> _Extracted information_
====

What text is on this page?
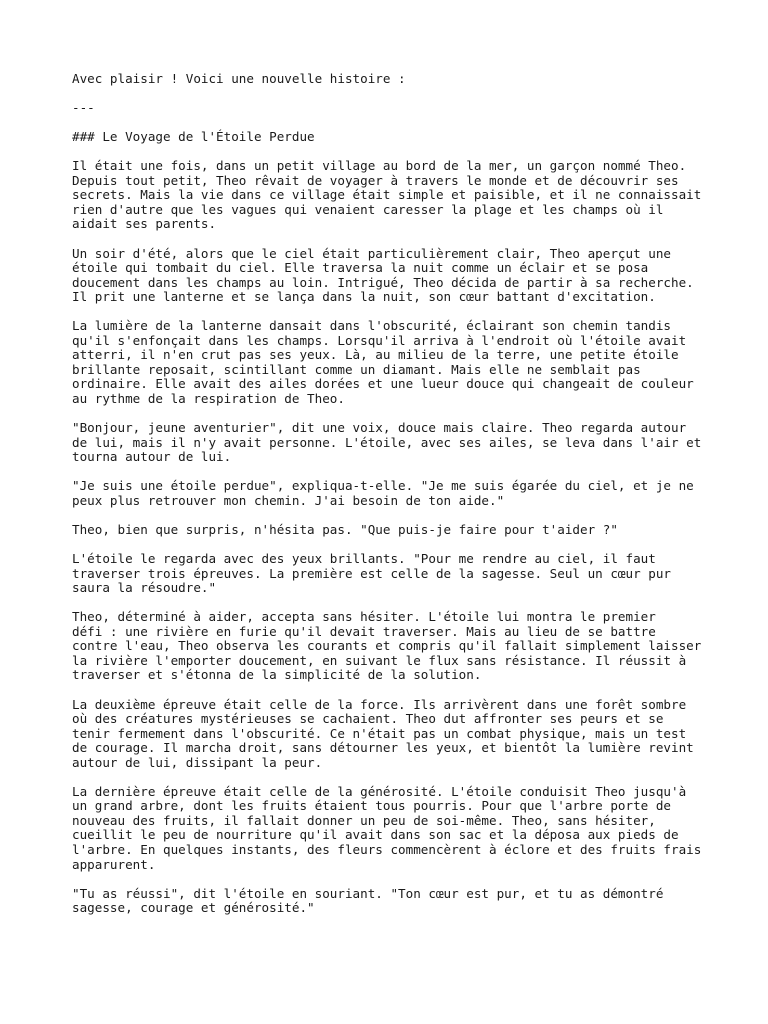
Avec plaisir ! Voici une nouvelle histoire :
---
### Le Voyage de l'Étoile Perdue
Il était une fois, dans un petit village au bord de la mer, un garçon nommé Theo.
Depuis tout petit, Theo rêvait de voyager à travers le monde et de découvrir ses
secrets. Mais la vie dans ce village était simple et paisible, et il ne connaissait
rien d'autre que les vagues qui venaient caresser la plage et les champs où il
aidait ses parents.
Un soir d'été, alors que le ciel était particulièrement clair, Theo aperçut une
étoile qui tombait du ciel. Elle traversa la nuit comme un éclair et se posa
doucement dans les champs au loin. Intrigué, Theo décida de partir à sa recherche.
Il prit une lanterne et se lança dans la nuit, son cœur battant d'excitation.
La lumière de la lanterne dansait dans l'obscurité, éclairant son chemin tandis
qu'il s'enfonçait dans les champs. Lorsqu'il arriva à l'endroit où l'étoile avait
atterri, il n'en crut pas ses yeux. Là, au milieu de la terre, une petite étoile
brillante reposait, scintillant comme un diamant. Mais elle ne semblait pas
ordinaire. Elle avait des ailes dorées et une lueur douce qui changeait de couleur
au rythme de la respiration de Theo.
"Bonjour, jeune aventurier", dit une voix, douce mais claire. Theo regarda autour
de lui, mais il n'y avait personne. L'étoile, avec ses ailes, se leva dans l'air et
tourna autour de lui.
"Je suis une étoile perdue", expliqua-t-elle. "Je me suis égarée du ciel, et je ne
peux plus retrouver mon chemin. J'ai besoin de ton aide."
Theo, bien que surpris, n'hésita pas. "Que puis-je faire pour t'aider ?"
L'étoile le regarda avec des yeux brillants. "Pour me rendre au ciel, il faut
traverser trois épreuves. La première est celle de la sagesse. Seul un cœur pur
saura la résoudre."
Theo, déterminé à aider, accepta sans hésiter. L'étoile lui montra le premier
défi : une rivière en furie qu'il devait traverser. Mais au lieu de se battre
contre l'eau, Theo observa les courants et compris qu'il fallait simplement laisser
la rivière l'emporter doucement, en suivant le flux sans résistance. Il réussit à
traverser et s'étonna de la simplicité de la solution.
La deuxième épreuve était celle de la force. Ils arrivèrent dans une forêt sombre
où des créatures mystérieuses se cachaient. Theo dut affronter ses peurs et se
tenir fermement dans l'obscurité. Ce n'était pas un combat physique, mais un test
de courage. Il marcha droit, sans détourner les yeux, et bientôt la lumière revint
autour de lui, dissipant la peur.
La dernière épreuve était celle de la générosité. L'étoile conduisit Theo jusqu'à
un grand arbre, dont les fruits étaient tous pourris. Pour que l'arbre porte de
nouveau des fruits, il fallait donner un peu de soi-même. Theo, sans hésiter,
cueillit le peu de nourriture qu'il avait dans son sac et la déposa aux pieds de
l'arbre. En quelques instants, des fleurs commencèrent à éclore et des fruits frais
apparurent.
"Tu as réussi", dit l'étoile en souriant. "Ton cœur est pur, et tu as démontré
sagesse, courage et générosité."
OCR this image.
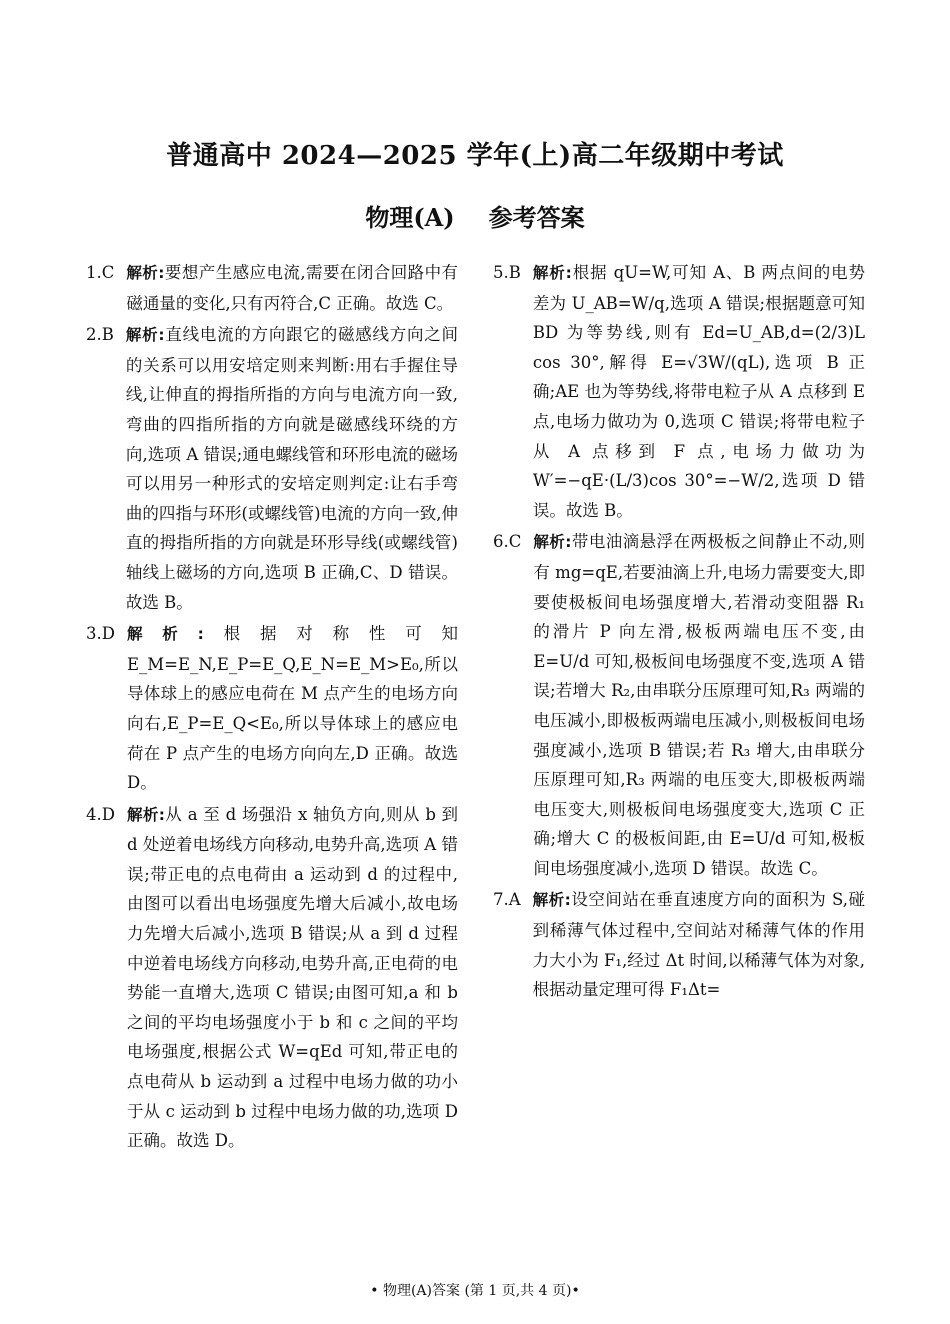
普通高中 2024—2025 学年(上)高二年级期中考试
物理(A) 参考答案
1.C 解析:要想产生感应电流,需要在闭合回路中有磁通量的变化,只有丙符合,C 正确。故选 C。
2.B 解析:直线电流的方向跟它的磁感线方向之间的关系可以用安培定则来判断:用右手握住导线,让伸直的拇指所指的方向与电流方向一致,弯曲的四指所指的方向就是磁感线环绕的方向,选项 A 错误;通电螺线管和环形电流的磁场可以用另一种形式的安培定则判定:让右手弯曲的四指与环形(或螺线管)电流的方向一致,伸直的拇指所指的方向就是环形导线(或螺线管)轴线上磁场的方向,选项 B 正确,C、D 错误。故选 B。
3.D 解析:根据对称性可知 E_M=E_N,E_P=E_Q,E_N=E_M>E₀,所以导体球上的感应电荷在 M 点产生的电场方向向右,E_P=E_Q<E₀,所以导体球上的感应电荷在 P 点产生的电场方向向左,D 正确。故选 D。
4.D 解析:从 a 至 d 场强沿 x 轴负方向,则从 b 到 d 处逆着电场线方向移动,电势升高,选项 A 错误;带正电的点电荷由 a 运动到 d 的过程中,由图可以看出电场强度先增大后减小,故电场力先增大后减小,选项 B 错误;从 a 到 d 过程中逆着电场线方向移动,电势升高,正电荷的电势能一直增大,选项 C 错误;由图可知,a 和 b 之间的平均电场强度小于 b 和 c 之间的平均电场强度,根据公式 W=qEd 可知,带正电的点电荷从 b 运动到 a 过程中电场力做的功小于从 c 运动到 b 过程中电场力做的功,选项 D 正确。故选 D。
5.B 解析:根据 qU=W,可知 A、B 两点间的电势差为 U_AB=W/q,选项 A 错误;根据题意可知 BD 为等势线,则有 Ed=U_AB,d=(2/3)L cos 30°,解得 E=√3W/(qL),选项 B 正确;AE 也为等势线,将带电粒子从 A 点移到 E 点,电场力做功为 0,选项 C 错误;将带电粒子从 A 点移到 F 点,电场力做功为 W′=−qE·(L/3)cos 30°=−W/2,选项 D 错误。故选 B。
6.C 解析:带电油滴悬浮在两极板之间静止不动,则有 mg=qE,若要油滴上升,电场力需要变大,即要使极板间电场强度增大,若滑动变阻器 R₁ 的滑片 P 向左滑,极板两端电压不变,由 E=U/d 可知,极板间电场强度不变,选项 A 错误;若增大 R₂,由串联分压原理可知,R₃ 两端的电压减小,即极板两端电压减小,则极板间电场强度减小,选项 B 错误;若 R₃ 增大,由串联分压原理可知,R₃ 两端的电压变大,即极板两端电压变大,则极板间电场强度变大,选项 C 正确;增大 C 的极板间距,由 E=U/d 可知,极板间电场强度减小,选项 D 错误。故选 C。
7.A 解析:设空间站在垂直速度方向的面积为 S,碰到稀薄气体过程中,空间站对稀薄气体的作用力大小为 F₁,经过 Δt 时间,以稀薄气体为对象,根据动量定理可得 F₁Δt=
• 物理(A)答案 (第 1 页,共 4 页)•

====

> _Exercise task_
Search the lines for "arbre". Copy each line that has it.

> _Task answer_
un grand arbre, dont les fruits étaient tous pourris. Pour que l'arbre porte de
l'arbre. En quelques instants, des fleurs commencèrent à éclore et des fruits frais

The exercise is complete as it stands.